DO THIS: Show all lines holding the string "description".

INPUT RECORDS:
——————
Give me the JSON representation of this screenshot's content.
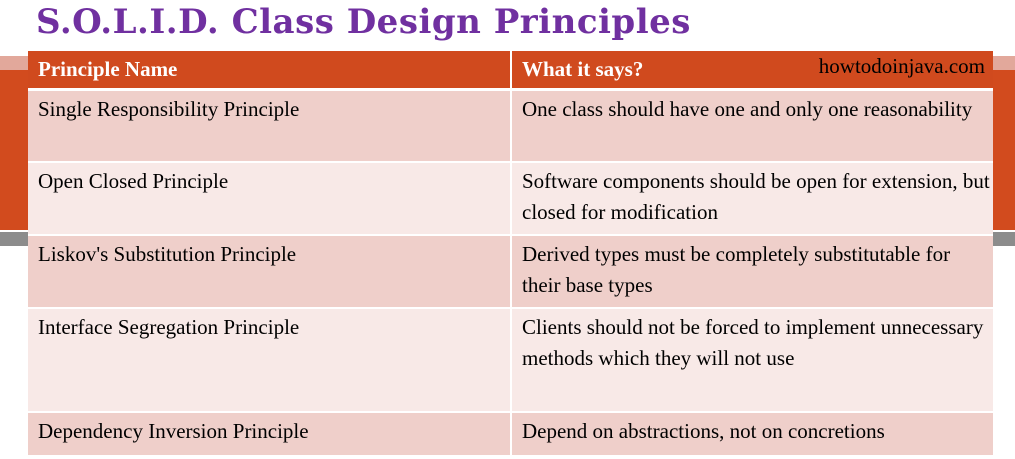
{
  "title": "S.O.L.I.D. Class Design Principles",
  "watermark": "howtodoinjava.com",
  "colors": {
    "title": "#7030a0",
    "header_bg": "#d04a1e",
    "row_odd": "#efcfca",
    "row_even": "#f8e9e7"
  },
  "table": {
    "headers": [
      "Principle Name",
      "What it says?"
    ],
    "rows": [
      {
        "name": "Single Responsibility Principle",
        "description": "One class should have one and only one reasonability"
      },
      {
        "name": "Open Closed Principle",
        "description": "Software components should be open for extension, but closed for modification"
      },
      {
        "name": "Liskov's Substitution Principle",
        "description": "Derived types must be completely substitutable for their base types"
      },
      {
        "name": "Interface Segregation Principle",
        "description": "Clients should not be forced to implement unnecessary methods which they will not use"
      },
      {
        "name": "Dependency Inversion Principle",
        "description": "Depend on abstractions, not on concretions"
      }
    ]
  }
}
——————
RESULT FOR THIS EXERCISE:
        "description": "One class should have one and only one reasonability"
        "description": "Software components should be open for extension, but closed for modification"
        "description": "Derived types must be completely substitutable for their base types"
        "description": "Clients should not be forced to implement unnecessary methods which they will not use"
        "description": "Depend on abstractions, not on concretions"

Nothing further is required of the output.